The exercise:
Copy each line below that contains "xlabel".
-- BEGIN Given records --
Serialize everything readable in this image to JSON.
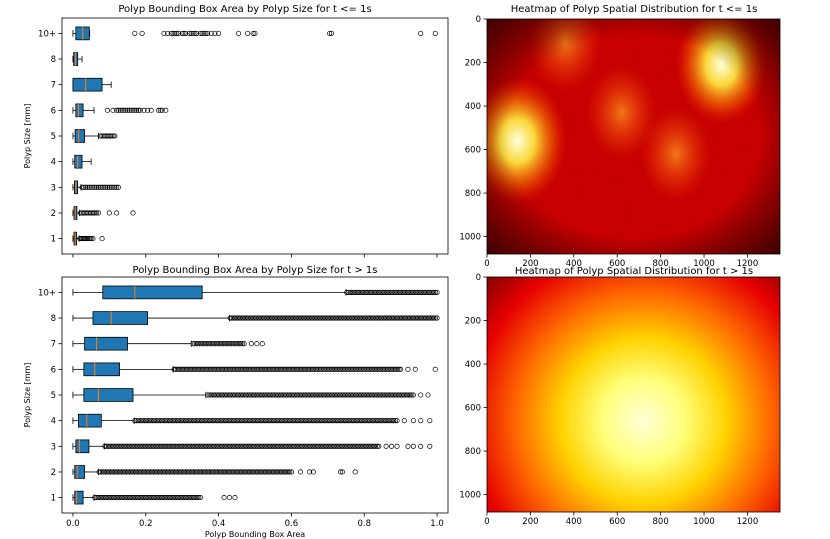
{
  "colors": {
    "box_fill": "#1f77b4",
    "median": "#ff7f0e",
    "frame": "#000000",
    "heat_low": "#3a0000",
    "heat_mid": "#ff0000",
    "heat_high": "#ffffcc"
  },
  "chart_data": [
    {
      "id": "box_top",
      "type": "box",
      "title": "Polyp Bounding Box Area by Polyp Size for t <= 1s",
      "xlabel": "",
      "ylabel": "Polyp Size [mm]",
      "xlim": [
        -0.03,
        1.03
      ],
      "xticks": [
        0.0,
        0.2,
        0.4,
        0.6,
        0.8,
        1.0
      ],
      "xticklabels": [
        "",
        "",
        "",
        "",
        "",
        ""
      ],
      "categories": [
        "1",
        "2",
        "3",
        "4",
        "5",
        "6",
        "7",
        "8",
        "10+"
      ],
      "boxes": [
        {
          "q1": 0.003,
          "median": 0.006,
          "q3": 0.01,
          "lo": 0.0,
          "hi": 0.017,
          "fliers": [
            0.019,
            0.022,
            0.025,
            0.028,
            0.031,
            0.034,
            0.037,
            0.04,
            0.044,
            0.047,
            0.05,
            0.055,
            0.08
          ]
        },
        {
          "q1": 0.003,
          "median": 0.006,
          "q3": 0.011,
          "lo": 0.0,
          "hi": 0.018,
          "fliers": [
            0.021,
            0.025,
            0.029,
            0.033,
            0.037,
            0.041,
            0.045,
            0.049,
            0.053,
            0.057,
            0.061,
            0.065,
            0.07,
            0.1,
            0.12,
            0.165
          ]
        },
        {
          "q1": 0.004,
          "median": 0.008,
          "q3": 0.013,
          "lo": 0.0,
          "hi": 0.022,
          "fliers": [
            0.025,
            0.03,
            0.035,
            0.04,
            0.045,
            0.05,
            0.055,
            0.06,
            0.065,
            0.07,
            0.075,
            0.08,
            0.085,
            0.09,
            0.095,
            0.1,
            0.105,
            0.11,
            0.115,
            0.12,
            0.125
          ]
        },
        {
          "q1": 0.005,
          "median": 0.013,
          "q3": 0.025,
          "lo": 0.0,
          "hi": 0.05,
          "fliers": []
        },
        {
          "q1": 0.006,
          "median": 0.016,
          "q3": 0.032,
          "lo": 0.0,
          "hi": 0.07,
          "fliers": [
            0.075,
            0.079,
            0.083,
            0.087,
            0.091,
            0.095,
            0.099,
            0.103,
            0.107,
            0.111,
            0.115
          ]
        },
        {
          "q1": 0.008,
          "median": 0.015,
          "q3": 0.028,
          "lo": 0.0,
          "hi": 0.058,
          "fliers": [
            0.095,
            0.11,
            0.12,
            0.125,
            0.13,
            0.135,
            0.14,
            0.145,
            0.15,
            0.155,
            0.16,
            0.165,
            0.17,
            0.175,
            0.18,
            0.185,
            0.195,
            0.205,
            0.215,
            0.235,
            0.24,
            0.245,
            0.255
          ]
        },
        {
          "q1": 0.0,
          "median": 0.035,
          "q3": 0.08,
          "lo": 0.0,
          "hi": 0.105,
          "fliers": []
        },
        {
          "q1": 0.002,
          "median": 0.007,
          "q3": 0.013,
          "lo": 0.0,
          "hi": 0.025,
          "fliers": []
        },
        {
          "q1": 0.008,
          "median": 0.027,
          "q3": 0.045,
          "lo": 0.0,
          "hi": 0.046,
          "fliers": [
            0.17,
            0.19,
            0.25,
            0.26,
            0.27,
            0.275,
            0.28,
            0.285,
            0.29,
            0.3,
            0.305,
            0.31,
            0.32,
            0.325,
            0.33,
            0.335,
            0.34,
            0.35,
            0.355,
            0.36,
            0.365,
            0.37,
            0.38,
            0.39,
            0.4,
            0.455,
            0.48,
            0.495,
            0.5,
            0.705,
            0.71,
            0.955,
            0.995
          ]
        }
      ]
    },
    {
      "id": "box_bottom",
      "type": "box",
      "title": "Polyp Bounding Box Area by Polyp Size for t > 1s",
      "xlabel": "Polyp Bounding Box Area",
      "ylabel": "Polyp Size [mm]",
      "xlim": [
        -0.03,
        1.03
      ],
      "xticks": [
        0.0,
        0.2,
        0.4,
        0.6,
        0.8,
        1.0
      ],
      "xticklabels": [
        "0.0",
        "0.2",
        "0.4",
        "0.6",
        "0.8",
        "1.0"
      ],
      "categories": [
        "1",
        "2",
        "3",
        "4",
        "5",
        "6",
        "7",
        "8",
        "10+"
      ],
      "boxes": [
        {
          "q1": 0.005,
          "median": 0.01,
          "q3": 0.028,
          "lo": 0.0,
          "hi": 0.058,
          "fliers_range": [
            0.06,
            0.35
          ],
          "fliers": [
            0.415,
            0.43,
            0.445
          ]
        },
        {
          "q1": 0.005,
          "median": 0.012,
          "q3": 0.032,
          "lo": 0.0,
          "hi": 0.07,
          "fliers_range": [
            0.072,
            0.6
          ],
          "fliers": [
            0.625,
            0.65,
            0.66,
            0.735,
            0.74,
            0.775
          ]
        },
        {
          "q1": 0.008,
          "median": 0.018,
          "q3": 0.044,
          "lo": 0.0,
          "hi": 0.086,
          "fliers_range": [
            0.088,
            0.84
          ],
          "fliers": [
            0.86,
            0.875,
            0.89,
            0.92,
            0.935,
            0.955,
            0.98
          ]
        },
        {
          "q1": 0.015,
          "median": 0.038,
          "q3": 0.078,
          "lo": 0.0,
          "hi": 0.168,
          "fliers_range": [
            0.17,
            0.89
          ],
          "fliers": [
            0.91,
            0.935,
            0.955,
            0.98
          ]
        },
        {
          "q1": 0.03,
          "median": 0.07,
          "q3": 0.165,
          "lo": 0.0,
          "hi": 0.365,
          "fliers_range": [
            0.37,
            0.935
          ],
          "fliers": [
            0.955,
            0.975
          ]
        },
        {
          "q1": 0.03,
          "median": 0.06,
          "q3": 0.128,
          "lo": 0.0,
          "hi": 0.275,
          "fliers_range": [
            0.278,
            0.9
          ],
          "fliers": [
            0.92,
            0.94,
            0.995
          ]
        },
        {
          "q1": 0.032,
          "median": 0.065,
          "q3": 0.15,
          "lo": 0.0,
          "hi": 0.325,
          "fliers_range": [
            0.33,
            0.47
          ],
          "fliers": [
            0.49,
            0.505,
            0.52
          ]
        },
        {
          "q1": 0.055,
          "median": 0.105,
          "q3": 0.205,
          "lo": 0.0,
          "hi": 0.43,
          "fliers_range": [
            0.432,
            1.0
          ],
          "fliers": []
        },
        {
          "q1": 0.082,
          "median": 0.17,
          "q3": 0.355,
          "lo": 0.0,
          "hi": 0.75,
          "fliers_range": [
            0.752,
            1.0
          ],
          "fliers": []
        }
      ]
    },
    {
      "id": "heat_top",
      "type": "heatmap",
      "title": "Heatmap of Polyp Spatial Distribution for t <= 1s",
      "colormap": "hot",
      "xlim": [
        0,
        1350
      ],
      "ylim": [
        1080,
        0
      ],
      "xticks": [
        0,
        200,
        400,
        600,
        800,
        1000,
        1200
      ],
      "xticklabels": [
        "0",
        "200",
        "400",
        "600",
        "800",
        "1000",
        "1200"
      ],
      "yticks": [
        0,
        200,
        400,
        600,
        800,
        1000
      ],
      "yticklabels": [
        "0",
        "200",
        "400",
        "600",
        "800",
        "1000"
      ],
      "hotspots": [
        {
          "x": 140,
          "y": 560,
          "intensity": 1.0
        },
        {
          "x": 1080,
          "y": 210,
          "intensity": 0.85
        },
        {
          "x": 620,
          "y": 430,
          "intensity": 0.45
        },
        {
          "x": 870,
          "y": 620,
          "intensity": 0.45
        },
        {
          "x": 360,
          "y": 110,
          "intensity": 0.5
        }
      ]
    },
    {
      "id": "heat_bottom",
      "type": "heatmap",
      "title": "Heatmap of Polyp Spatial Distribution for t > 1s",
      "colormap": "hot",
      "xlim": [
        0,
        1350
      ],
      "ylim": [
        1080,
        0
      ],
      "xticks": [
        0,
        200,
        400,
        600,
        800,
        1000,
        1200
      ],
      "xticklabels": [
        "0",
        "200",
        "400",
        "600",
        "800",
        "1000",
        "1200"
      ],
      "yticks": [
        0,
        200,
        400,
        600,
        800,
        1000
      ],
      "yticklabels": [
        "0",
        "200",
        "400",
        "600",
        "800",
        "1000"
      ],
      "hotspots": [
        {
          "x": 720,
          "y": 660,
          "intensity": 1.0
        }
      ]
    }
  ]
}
-- END Given records --
-- BEGIN Given records --
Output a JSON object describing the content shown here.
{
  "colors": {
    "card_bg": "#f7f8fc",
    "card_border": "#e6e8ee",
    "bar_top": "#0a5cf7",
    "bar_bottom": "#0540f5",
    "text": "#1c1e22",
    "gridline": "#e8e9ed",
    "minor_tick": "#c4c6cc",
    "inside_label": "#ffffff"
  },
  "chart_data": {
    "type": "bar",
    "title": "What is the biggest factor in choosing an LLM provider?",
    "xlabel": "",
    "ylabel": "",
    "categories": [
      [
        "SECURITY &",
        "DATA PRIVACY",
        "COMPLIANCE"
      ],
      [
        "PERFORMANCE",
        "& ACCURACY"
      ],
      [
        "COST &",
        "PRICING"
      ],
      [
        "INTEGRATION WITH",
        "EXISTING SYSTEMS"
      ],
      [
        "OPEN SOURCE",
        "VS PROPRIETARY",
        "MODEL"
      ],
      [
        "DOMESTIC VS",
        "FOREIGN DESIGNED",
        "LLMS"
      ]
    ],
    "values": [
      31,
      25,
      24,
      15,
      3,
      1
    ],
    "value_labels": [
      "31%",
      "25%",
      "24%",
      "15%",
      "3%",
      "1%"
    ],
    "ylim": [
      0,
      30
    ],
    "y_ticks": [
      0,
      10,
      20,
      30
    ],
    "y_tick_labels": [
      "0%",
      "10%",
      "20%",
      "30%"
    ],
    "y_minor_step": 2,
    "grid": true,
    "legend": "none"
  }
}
-- END Given records --
Written reply:
      "xlabel": "",
      "xlabel": "Polyp Bounding Box Area",
    "xlabel": "",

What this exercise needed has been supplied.